## start Data supplied
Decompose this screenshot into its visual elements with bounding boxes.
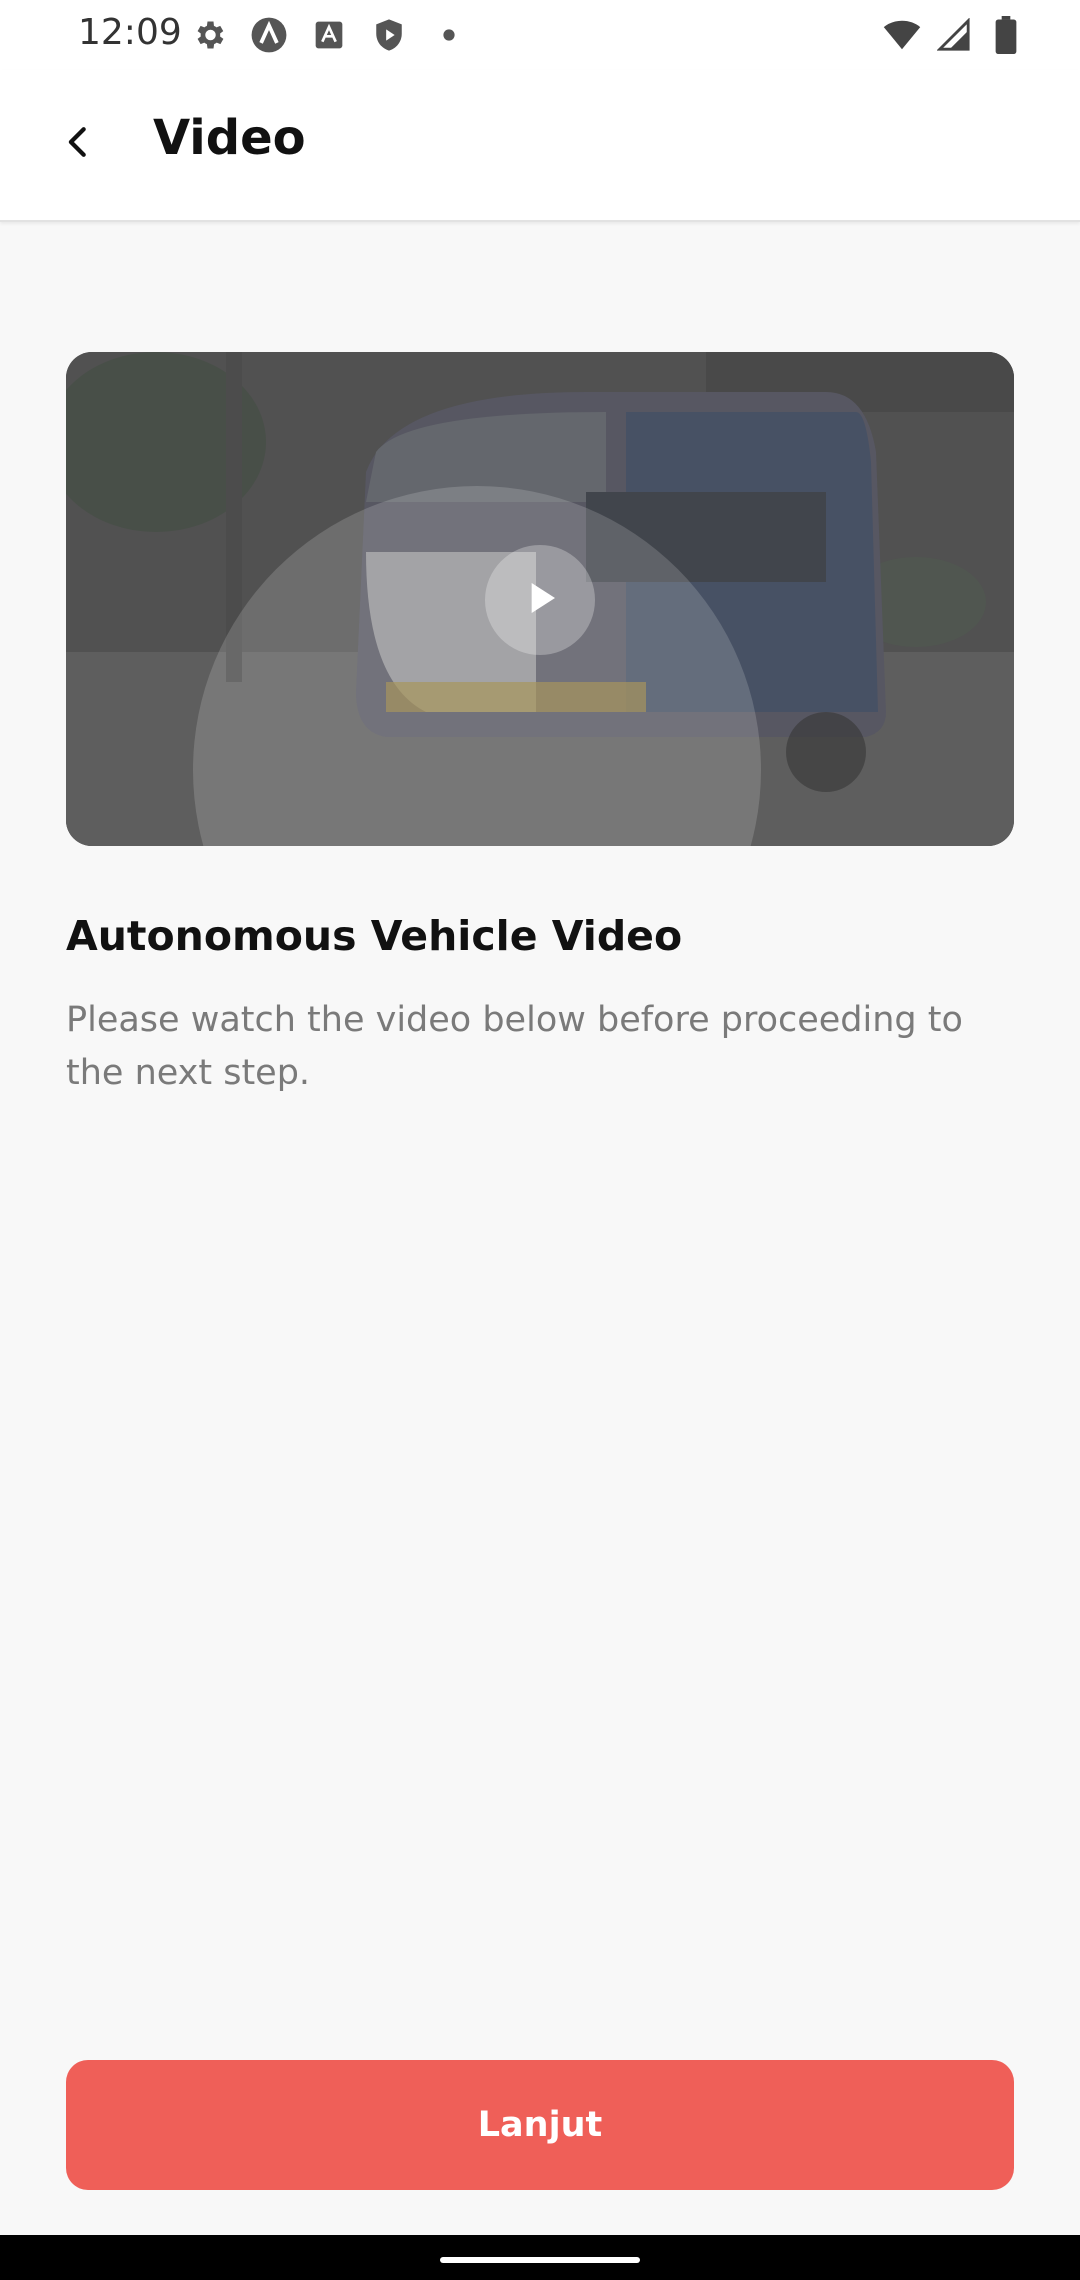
continue-button[interactable]: Lanjut <box>66 2060 1014 2190</box>
battery-icon <box>987 16 1025 54</box>
back-button[interactable] <box>40 106 116 182</box>
page-title: Video <box>153 110 306 166</box>
dot-icon <box>430 16 468 54</box>
video-player[interactable] <box>66 352 1014 846</box>
font-icon <box>310 16 348 54</box>
status-bar: 12:09 <box>0 0 1080 70</box>
status-time: 12:09 <box>78 12 182 53</box>
app-bar: Video <box>0 70 1080 222</box>
shield-icon <box>370 16 408 54</box>
chevron-left-icon <box>61 125 95 163</box>
status-system-icons <box>883 16 1025 54</box>
video-description: Please watch the video below before proc… <box>66 1000 963 1093</box>
home-handle[interactable] <box>440 2257 640 2263</box>
video-title: Autonomous Vehicle Video <box>66 912 683 960</box>
app-a-icon <box>250 16 288 54</box>
gesture-nav-bar <box>0 2235 1080 2280</box>
status-notification-icons <box>190 16 468 54</box>
play-button[interactable] <box>485 545 595 655</box>
wifi-icon <box>883 16 921 54</box>
signal-icon <box>935 16 973 54</box>
settings-icon <box>190 16 228 54</box>
play-icon <box>520 578 560 622</box>
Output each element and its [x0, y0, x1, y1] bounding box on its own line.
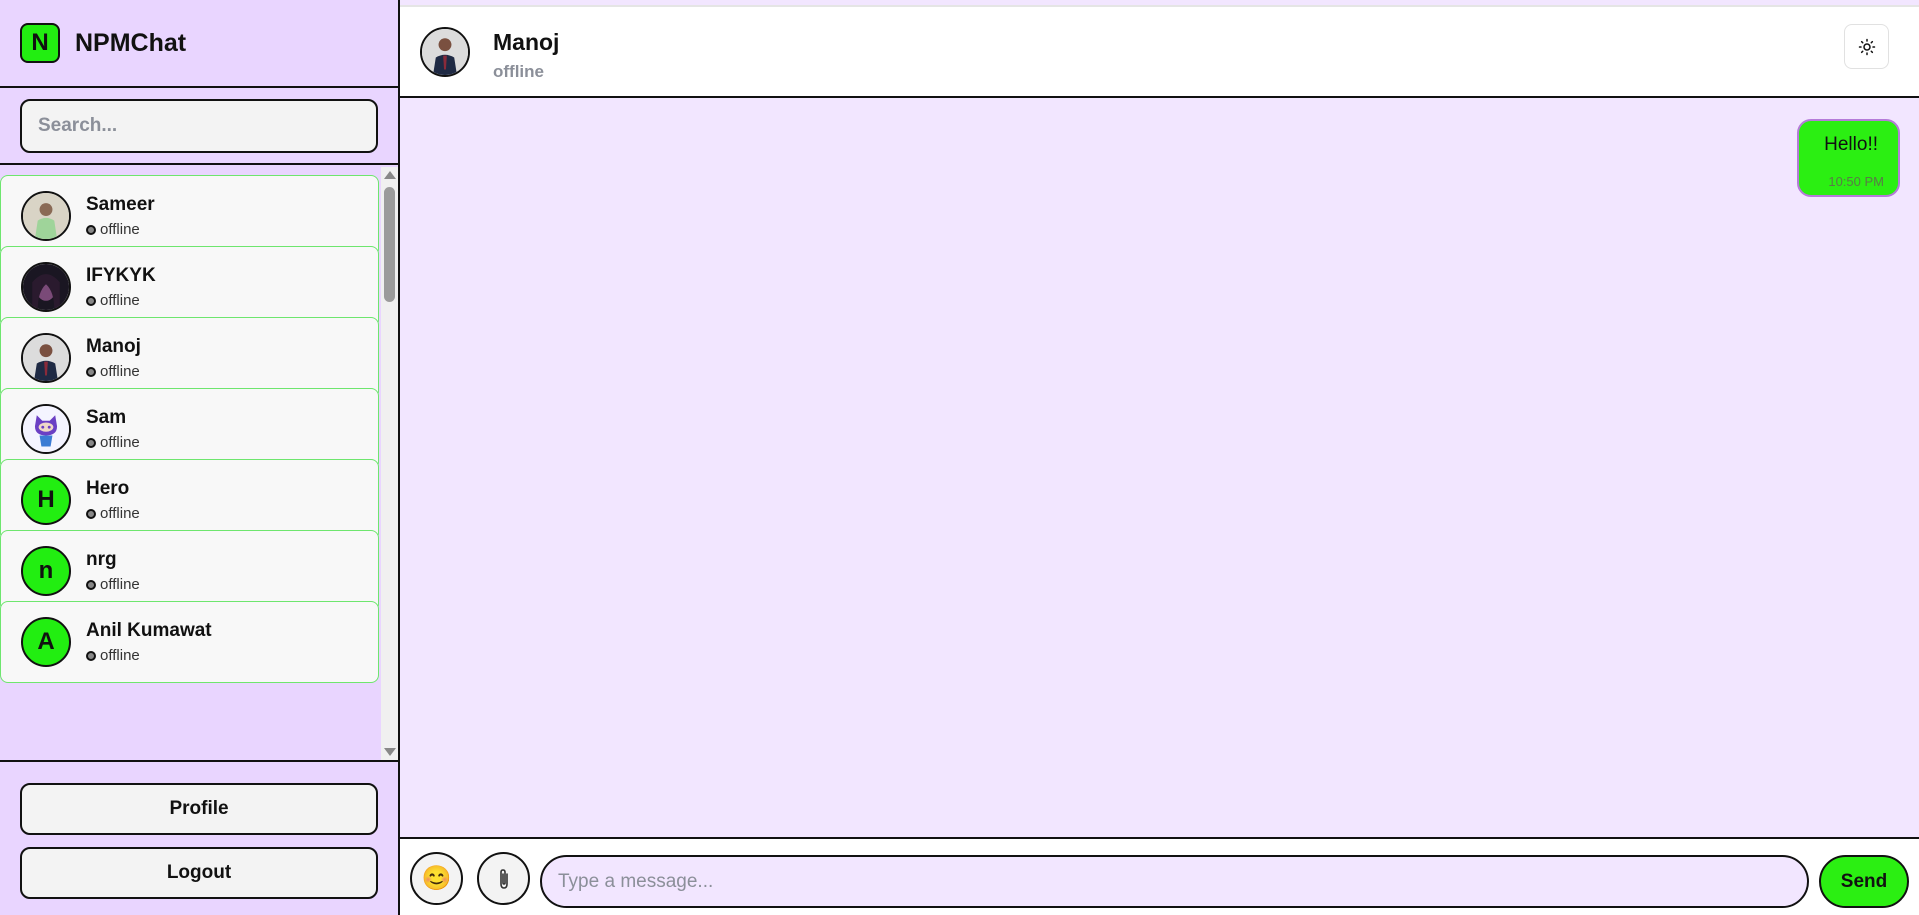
profile-button[interactable]: Profile	[20, 783, 378, 835]
paperclip-icon	[499, 868, 508, 889]
contact-name: Manoj	[86, 336, 141, 357]
status-dot	[86, 437, 96, 448]
contact-avatar: A	[21, 617, 71, 667]
contact-status: offline	[100, 363, 140, 380]
sidebar-footer: Profile Logout	[0, 760, 398, 915]
sidebar: N NPMChat Sameer offline	[0, 0, 400, 915]
contact-status: offline	[100, 647, 140, 664]
contact-item-ifykyk[interactable]: IFYKYK offline	[0, 246, 379, 328]
send-button[interactable]: Send	[1819, 855, 1909, 908]
chat-avatar	[420, 27, 470, 77]
contact-name: Sam	[86, 407, 127, 428]
contact-avatar: n	[21, 546, 71, 596]
scroll-up-arrow-icon[interactable]	[384, 171, 396, 179]
scroll-down-arrow-icon[interactable]	[384, 748, 396, 756]
status-dot	[86, 579, 96, 590]
emoji-button[interactable]: 😊	[410, 852, 463, 905]
status-dot	[86, 224, 96, 235]
message-bubble-sent: Hello!! 10:50 PM	[1797, 119, 1900, 197]
chat-contact-name: Manoj	[493, 29, 560, 55]
contact-status: offline	[100, 576, 140, 593]
contact-avatar	[21, 333, 71, 383]
emoji-icon: 😊	[421, 865, 452, 892]
contact-item-anil-kumawat[interactable]: A Anil Kumawat offline	[0, 601, 379, 683]
chat-header: Manoj offline	[400, 5, 1919, 98]
status-dot	[86, 295, 96, 306]
contact-status: offline	[100, 292, 140, 309]
sun-icon	[1858, 38, 1875, 55]
app-name: NPMChat	[75, 28, 187, 57]
status-dot	[86, 650, 96, 661]
message-text: Hello!!	[1824, 134, 1878, 155]
contact-avatar	[21, 262, 71, 312]
attach-button[interactable]	[477, 852, 530, 905]
chat-app: N NPMChat Sameer offline	[0, 0, 1919, 915]
brand-bar: N NPMChat	[0, 0, 398, 88]
octocat-icon	[21, 404, 71, 454]
logout-button[interactable]: Logout	[20, 847, 378, 899]
contact-item-sam[interactable]: Sam offline	[0, 388, 379, 470]
contact-item-nrg[interactable]: n nrg offline	[0, 530, 379, 612]
scroll-thumb[interactable]	[384, 187, 395, 302]
contact-item-manoj[interactable]: Manoj offline	[0, 317, 379, 399]
contact-name: Hero	[86, 478, 130, 499]
contact-name: Anil Kumawat	[86, 620, 212, 641]
status-dot	[86, 366, 96, 377]
app-logo: N	[20, 23, 60, 63]
contact-list-scrollbar[interactable]	[381, 167, 398, 760]
contact-status: offline	[100, 221, 140, 238]
contact-status: offline	[100, 434, 140, 451]
contact-name: Sameer	[86, 194, 155, 215]
contact-name: nrg	[86, 549, 117, 570]
theme-toggle-button[interactable]	[1844, 24, 1889, 69]
contact-name: IFYKYK	[86, 265, 156, 286]
message-input[interactable]	[540, 855, 1809, 908]
search-input[interactable]	[20, 99, 378, 153]
contact-item-hero[interactable]: H Hero offline	[0, 459, 379, 541]
chat-contact-status: offline	[493, 62, 544, 81]
contact-avatar: H	[21, 475, 71, 525]
search-section	[0, 88, 398, 165]
contact-item-sameer[interactable]: Sameer offline	[0, 175, 379, 257]
message-time: 10:50 PM	[1828, 174, 1884, 189]
message-composer: 😊 Send	[400, 837, 1919, 915]
contact-avatar	[21, 191, 71, 241]
chat-panel: Manoj offline Hello!! 10:50 PM 😊 Type a …	[400, 0, 1919, 915]
contact-status: offline	[100, 505, 140, 522]
contact-list: Sameer offline IFYKYK offline Manoj offl…	[0, 167, 398, 760]
status-dot	[86, 508, 96, 519]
## end Data supplied
**Task statement:** State how many lines of the items above contain the string "Hello". Reply with the number alone.

**Answer to the task:** 3